§ **What is asked**: Write out every entry exactly as given, but omit the pictures.

§ **Records supplied**:
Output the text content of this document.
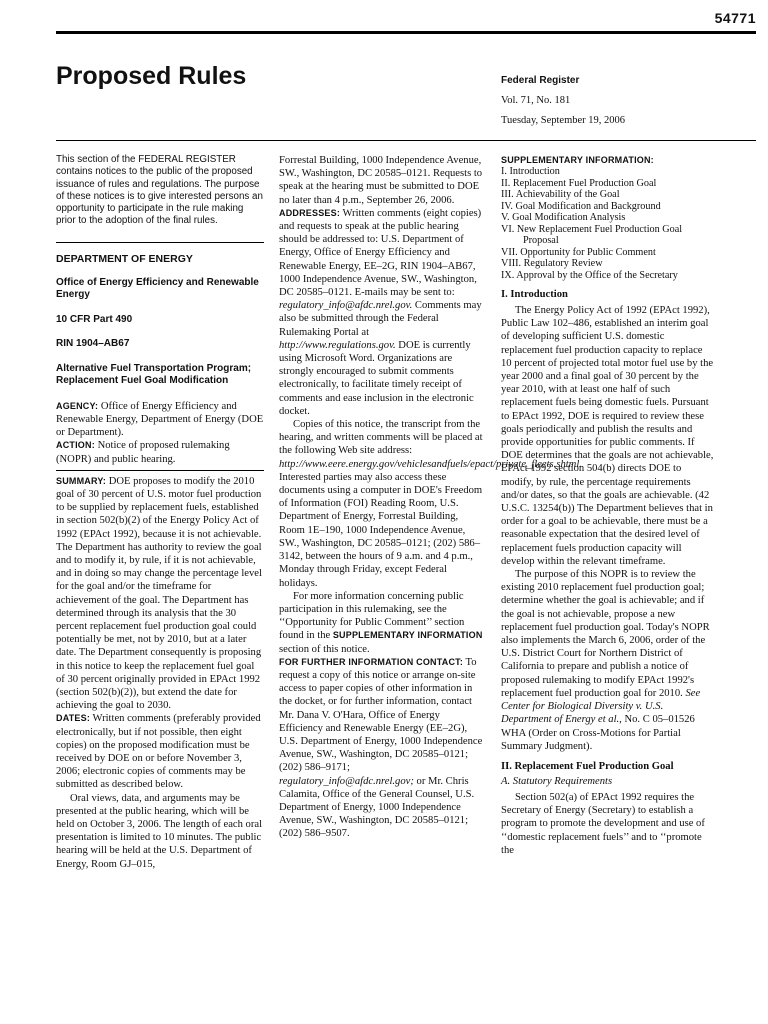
54771
Proposed Rules	Federal Register
Vol. 71, No. 181
Tuesday, September 19, 2006

This section of the FEDERAL REGISTER contains notices to the public of the proposed issuance of rules and regulations. The purpose of these notices is to give interested persons an opportunity to participate in the rule making prior to the adoption of the final rules.

DEPARTMENT OF ENERGY

Office of Energy Efficiency and Renewable Energy

10 CFR Part 490

RIN 1904–AB67

Alternative Fuel Transportation Program; Replacement Fuel Goal Modification

AGENCY: Office of Energy Efficiency and Renewable Energy, Department of Energy (DOE or Department).

ACTION: Notice of proposed rulemaking (NOPR) and public hearing.

SUMMARY: DOE proposes to modify the 2010 goal of 30 percent of U.S. motor fuel production to be supplied by replacement fuels, established in section 502(b)(2) of the Energy Policy Act of 1992 (EPAct 1992), because it is not achievable. The Department has authority to review the goal and to modify it, by rule, if it is not achievable, and in doing so may change the percentage level for the goal and/or the timeframe for achievement of the goal. The Department has determined through its analysis that the 30 percent replacement fuel production goal could potentially be met, not by 2010, but at a later date. The Department consequently is proposing in this notice to keep the replacement fuel goal of 30 percent originally provided in EPAct 1992 (section 502(b)(2)), but extend the date for achieving the goal to 2030.

DATES: Written comments (preferably provided electronically, but if not possible, then eight copies) on the proposed modification must be received by DOE on or before November 3, 2006; electronic copies of comments may be submitted as described below.

Oral views, data, and arguments may be presented at the public hearing, which will be held on October 3, 2006. The length of each oral presentation is limited to 10 minutes. The public hearing will be held at the U.S. Department of Energy, Room GJ–015,

Forrestal Building, 1000 Independence Avenue, SW., Washington, DC 20585–0121. Requests to speak at the hearing must be submitted to DOE no later than 4 p.m., September 26, 2006.

ADDRESSES: Written comments (eight copies) and requests to speak at the public hearing should be addressed to: U.S. Department of Energy, Office of Energy Efficiency and Renewable Energy, EE–2G, RIN 1904–AB67, 1000 Independence Avenue, SW., Washington, DC 20585–0121. E-mails may be sent to: regulatory_info@afdc.nrel.gov. Comments may also be submitted through the Federal Rulemaking Portal at http://www.regulations.gov. DOE is currently using Microsoft Word. Organizations are strongly encouraged to submit comments electronically, to facilitate timely receipt of comments and ease inclusion in the electronic docket.

Copies of this notice, the transcript from the hearing, and written comments will be placed at the following Web site address: http://www.eere.energy.gov/vehiclesandfuels/epact/private_fleets.shtml. Interested parties may also access these documents using a computer in DOE's Freedom of Information (FOI) Reading Room, U.S. Department of Energy, Forrestal Building, Room 1E–190, 1000 Independence Avenue, SW., Washington, DC 20585–0121; (202) 586–3142, between the hours of 9 a.m. and 4 p.m., Monday through Friday, except Federal holidays.

For more information concerning public participation in this rulemaking, see the ‘‘Opportunity for Public Comment’’ section found in the SUPPLEMENTARY INFORMATION section of this notice.

FOR FURTHER INFORMATION CONTACT: To request a copy of this notice or arrange on-site access to paper copies of other information in the docket, or for further information, contact Mr. Dana V. O'Hara, Office of Energy Efficiency and Renewable Energy (EE–2G), U.S. Department of Energy, 1000 Independence Avenue, SW., Washington, DC 20585–0121; (202) 586–9171; regulatory_info@afdc.nrel.gov; or Mr. Chris Calamita, Office of the General Counsel, U.S. Department of Energy, 1000 Independence Avenue, SW., Washington, DC 20585–0121; (202) 586–9507.

SUPPLEMENTARY INFORMATION:

I. Introduction

II. Replacement Fuel Production Goal

III. Achievability of the Goal

IV. Goal Modification and Background

V. Goal Modification Analysis

VI. New Replacement Fuel Production Goal

Proposal

VII. Opportunity for Public Comment

VIII. Regulatory Review

IX. Approval by the Office of the Secretary

I. Introduction

The Energy Policy Act of 1992 (EPAct 1992), Public Law 102–486, established an interim goal of developing sufficient U.S. domestic replacement fuel production capacity to replace 10 percent of projected total motor fuel use by the year 2000 and a final goal of 30 percent by the year 2010, with at least one half of such replacement fuels being domestic fuels. Pursuant to EPAct 1992, DOE is required to review these goals periodically and publish the results and provide opportunities for public comments. If DOE determines that the goals are not achievable, EPAct 1992 section 504(b) directs DOE to modify, by rule, the percentage requirements and/or dates, so that the goals are achievable. (42 U.S.C. 13254(b)) The Department believes that in order for a goal to be achievable, there must be a reasonable expectation that the desired level of replacement fuels production capacity will develop within the relevant timeframe.

The purpose of this NOPR is to review the existing 2010 replacement fuel production goal; determine whether the goal is achievable; and if the goal is not achievable, propose a new replacement fuel production goal. Today's NOPR also implements the March 6, 2006, order of the U.S. District Court for Northern District of California to prepare and publish a notice of proposed rulemaking to modify EPAct 1992's replacement fuel production goal for 2010. See Center for Biological Diversity v. U.S. Department of Energy et al., No. C 05–01526 WHA (Order on Cross-Motions for Partial Summary Judgment).

II. Replacement Fuel Production Goal

A. Statutory Requirements

Section 502(a) of EPAct 1992 requires the Secretary of Energy (Secretary) to establish a program to promote the development and use of ‘‘domestic replacement fuels’’ and to ‘‘promote the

§ **Worked answer**:
Output the text content of this document.
54771
Proposed Rules	Federal Register
Vol. 71, No. 181
Tuesday, September 19, 2006

This section of the FEDERAL REGISTER contains notices to the public of the proposed issuance of rules and regulations. The purpose of these notices is to give interested persons an opportunity to participate in the rule making prior to the adoption of the final rules.

DEPARTMENT OF ENERGY

Office of Energy Efficiency and Renewable Energy

10 CFR Part 490

RIN 1904–AB67

Alternative Fuel Transportation Program; Replacement Fuel Goal Modification

AGENCY: Office of Energy Efficiency and Renewable Energy, Department of Energy (DOE or Department).

ACTION: Notice of proposed rulemaking (NOPR) and public hearing.

SUMMARY: DOE proposes to modify the 2010 goal of 30 percent of U.S. motor fuel production to be supplied by replacement fuels, established in section 502(b)(2) of the Energy Policy Act of 1992 (EPAct 1992), because it is not achievable. The Department has authority to review the goal and to modify it, by rule, if it is not achievable, and in doing so may change the percentage level for the goal and/or the timeframe for achievement of the goal. The Department has determined through its analysis that the 30 percent replacement fuel production goal could potentially be met, not by 2010, but at a later date. The Department consequently is proposing in this notice to keep the replacement fuel goal of 30 percent originally provided in EPAct 1992 (section 502(b)(2)), but extend the date for achieving the goal to 2030.

DATES: Written comments (preferably provided electronically, but if not possible, then eight copies) on the proposed modification must be received by DOE on or before November 3, 2006; electronic copies of comments may be submitted as described below.

Oral views, data, and arguments may be presented at the public hearing, which will be held on October 3, 2006. The length of each oral presentation is limited to 10 minutes. The public hearing will be held at the U.S. Department of Energy, Room GJ–015,

Forrestal Building, 1000 Independence Avenue, SW., Washington, DC 20585–0121. Requests to speak at the hearing must be submitted to DOE no later than 4 p.m., September 26, 2006.

ADDRESSES: Written comments (eight copies) and requests to speak at the public hearing should be addressed to: U.S. Department of Energy, Office of Energy Efficiency and Renewable Energy, EE–2G, RIN 1904–AB67, 1000 Independence Avenue, SW., Washington, DC 20585–0121. E-mails may be sent to: regulatory_info@afdc.nrel.gov. Comments may also be submitted through the Federal Rulemaking Portal at http://www.regulations.gov. DOE is currently using Microsoft Word. Organizations are strongly encouraged to submit comments electronically, to facilitate timely receipt of comments and ease inclusion in the electronic docket.

Copies of this notice, the transcript from the hearing, and written comments will be placed at the following Web site address: http://www.eere.energy.gov/vehiclesandfuels/epact/private_fleets.shtml. Interested parties may also access these documents using a computer in DOE's Freedom of Information (FOI) Reading Room, U.S. Department of Energy, Forrestal Building, Room 1E–190, 1000 Independence Avenue, SW., Washington, DC 20585–0121; (202) 586–3142, between the hours of 9 a.m. and 4 p.m., Monday through Friday, except Federal holidays.

For more information concerning public participation in this rulemaking, see the ‘‘Opportunity for Public Comment’’ section found in the SUPPLEMENTARY INFORMATION section of this notice.

FOR FURTHER INFORMATION CONTACT: To request a copy of this notice or arrange on-site access to paper copies of other information in the docket, or for further information, contact Mr. Dana V. O'Hara, Office of Energy Efficiency and Renewable Energy (EE–2G), U.S. Department of Energy, 1000 Independence Avenue, SW., Washington, DC 20585–0121; (202) 586–9171; regulatory_info@afdc.nrel.gov; or Mr. Chris Calamita, Office of the General Counsel, U.S. Department of Energy, 1000 Independence Avenue, SW., Washington, DC 20585–0121; (202) 586–9507.

SUPPLEMENTARY INFORMATION:

I. Introduction

II. Replacement Fuel Production Goal

III. Achievability of the Goal

IV. Goal Modification and Background

V. Goal Modification Analysis

VI. New Replacement Fuel Production Goal

Proposal

VII. Opportunity for Public Comment

VIII. Regulatory Review

IX. Approval by the Office of the Secretary

I. Introduction

The Energy Policy Act of 1992 (EPAct 1992), Public Law 102–486, established an interim goal of developing sufficient U.S. domestic replacement fuel production capacity to replace 10 percent of projected total motor fuel use by the year 2000 and a final goal of 30 percent by the year 2010, with at least one half of such replacement fuels being domestic fuels. Pursuant to EPAct 1992, DOE is required to review these goals periodically and publish the results and provide opportunities for public comments. If DOE determines that the goals are not achievable, EPAct 1992 section 504(b) directs DOE to modify, by rule, the percentage requirements and/or dates, so that the goals are achievable. (42 U.S.C. 13254(b)) The Department believes that in order for a goal to be achievable, there must be a reasonable expectation that the desired level of replacement fuels production capacity will develop within the relevant timeframe.

The purpose of this NOPR is to review the existing 2010 replacement fuel production goal; determine whether the goal is achievable; and if the goal is not achievable, propose a new replacement fuel production goal. Today's NOPR also implements the March 6, 2006, order of the U.S. District Court for Northern District of California to prepare and publish a notice of proposed rulemaking to modify EPAct 1992's replacement fuel production goal for 2010. See Center for Biological Diversity v. U.S. Department of Energy et al., No. C 05–01526 WHA (Order on Cross-Motions for Partial Summary Judgment).

II. Replacement Fuel Production Goal

A. Statutory Requirements

Section 502(a) of EPAct 1992 requires the Secretary of Energy (Secretary) to establish a program to promote the development and use of ‘‘domestic replacement fuels’’ and to ‘‘promote the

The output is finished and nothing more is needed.